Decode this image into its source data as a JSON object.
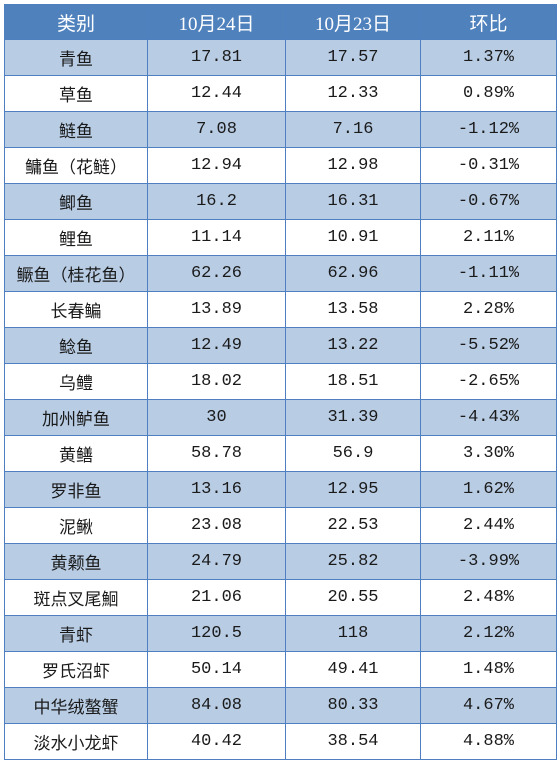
{
  "header": [
    "类别",
    "10月24日",
    "10月23日",
    "环比"
  ],
  "rows": [
    [
      "青鱼",
      "17.81",
      "17.57",
      "1.37%"
    ],
    [
      "草鱼",
      "12.44",
      "12.33",
      "0.89%"
    ],
    [
      "鲢鱼",
      "7.08",
      "7.16",
      "-1.12%"
    ],
    [
      "鳙鱼（花鲢）",
      "12.94",
      "12.98",
      "-0.31%"
    ],
    [
      "鲫鱼",
      "16.2",
      "16.31",
      "-0.67%"
    ],
    [
      "鲤鱼",
      "11.14",
      "10.91",
      "2.11%"
    ],
    [
      "鳜鱼（桂花鱼）",
      "62.26",
      "62.96",
      "-1.11%"
    ],
    [
      "长春鳊",
      "13.89",
      "13.58",
      "2.28%"
    ],
    [
      "鲶鱼",
      "12.49",
      "13.22",
      "-5.52%"
    ],
    [
      "乌鳢",
      "18.02",
      "18.51",
      "-2.65%"
    ],
    [
      "加州鲈鱼",
      "30",
      "31.39",
      "-4.43%"
    ],
    [
      "黄鳝",
      "58.78",
      "56.9",
      "3.30%"
    ],
    [
      "罗非鱼",
      "13.16",
      "12.95",
      "1.62%"
    ],
    [
      "泥鳅",
      "23.08",
      "22.53",
      "2.44%"
    ],
    [
      "黄颡鱼",
      "24.79",
      "25.82",
      "-3.99%"
    ],
    [
      "斑点叉尾鮰",
      "21.06",
      "20.55",
      "2.48%"
    ],
    [
      "青虾",
      "120.5",
      "118",
      "2.12%"
    ],
    [
      "罗氏沼虾",
      "50.14",
      "49.41",
      "1.48%"
    ],
    [
      "中华绒螯蟹",
      "84.08",
      "80.33",
      "4.67%"
    ],
    [
      "淡水小龙虾",
      "40.42",
      "38.54",
      "4.88%"
    ]
  ],
  "colors": {
    "header_bg": "#4f81bd",
    "band_bg": "#b8cce4",
    "border": "#4f7fc0"
  }
}
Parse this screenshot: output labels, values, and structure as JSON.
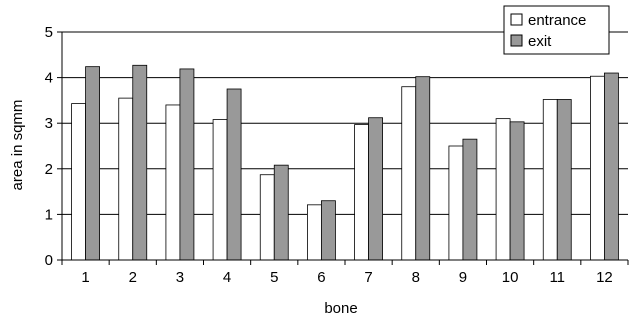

### SHORT EXERCISE:
Locate the lines above that contain "JSON" and copy them.

### RESULT OF THIS TASK:
Decode this image into its source data as a JSON object.
Parse this screenshot: output labels, values, and structure as JSON.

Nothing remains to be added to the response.